[begin Data for the task]

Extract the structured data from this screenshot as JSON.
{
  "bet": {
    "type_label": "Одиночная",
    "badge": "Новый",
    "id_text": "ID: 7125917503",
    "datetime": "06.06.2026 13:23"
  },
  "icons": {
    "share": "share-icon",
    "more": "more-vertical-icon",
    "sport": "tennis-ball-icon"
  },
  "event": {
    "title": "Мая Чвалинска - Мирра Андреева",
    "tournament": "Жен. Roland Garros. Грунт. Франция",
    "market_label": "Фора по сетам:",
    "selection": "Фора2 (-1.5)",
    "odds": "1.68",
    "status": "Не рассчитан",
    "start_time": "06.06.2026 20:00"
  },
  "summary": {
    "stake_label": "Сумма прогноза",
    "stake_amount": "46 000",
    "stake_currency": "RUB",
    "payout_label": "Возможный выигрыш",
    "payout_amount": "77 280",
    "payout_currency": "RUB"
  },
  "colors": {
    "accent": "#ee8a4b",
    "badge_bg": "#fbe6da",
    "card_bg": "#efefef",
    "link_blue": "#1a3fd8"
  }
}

[end Data for the task]

**Aim**
Return the entries above exactly, each one complete.

**Exercise result**
Extract the structured data from this screenshot as JSON.
{
  "bet": {
    "type_label": "Одиночная",
    "badge": "Новый",
    "id_text": "ID: 7125917503",
    "datetime": "06.06.2026 13:23"
  },
  "icons": {
    "share": "share-icon",
    "more": "more-vertical-icon",
    "sport": "tennis-ball-icon"
  },
  "event": {
    "title": "Мая Чвалинска - Мирра Андреева",
    "tournament": "Жен. Roland Garros. Грунт. Франция",
    "market_label": "Фора по сетам:",
    "selection": "Фора2 (-1.5)",
    "odds": "1.68",
    "status": "Не рассчитан",
    "start_time": "06.06.2026 20:00"
  },
  "summary": {
    "stake_label": "Сумма прогноза",
    "stake_amount": "46 000",
    "stake_currency": "RUB",
    "payout_label": "Возможный выигрыш",
    "payout_amount": "77 280",
    "payout_currency": "RUB"
  },
  "colors": {
    "accent": "#ee8a4b",
    "badge_bg": "#fbe6da",
    "card_bg": "#efefef",
    "link_blue": "#1a3fd8"
  }
}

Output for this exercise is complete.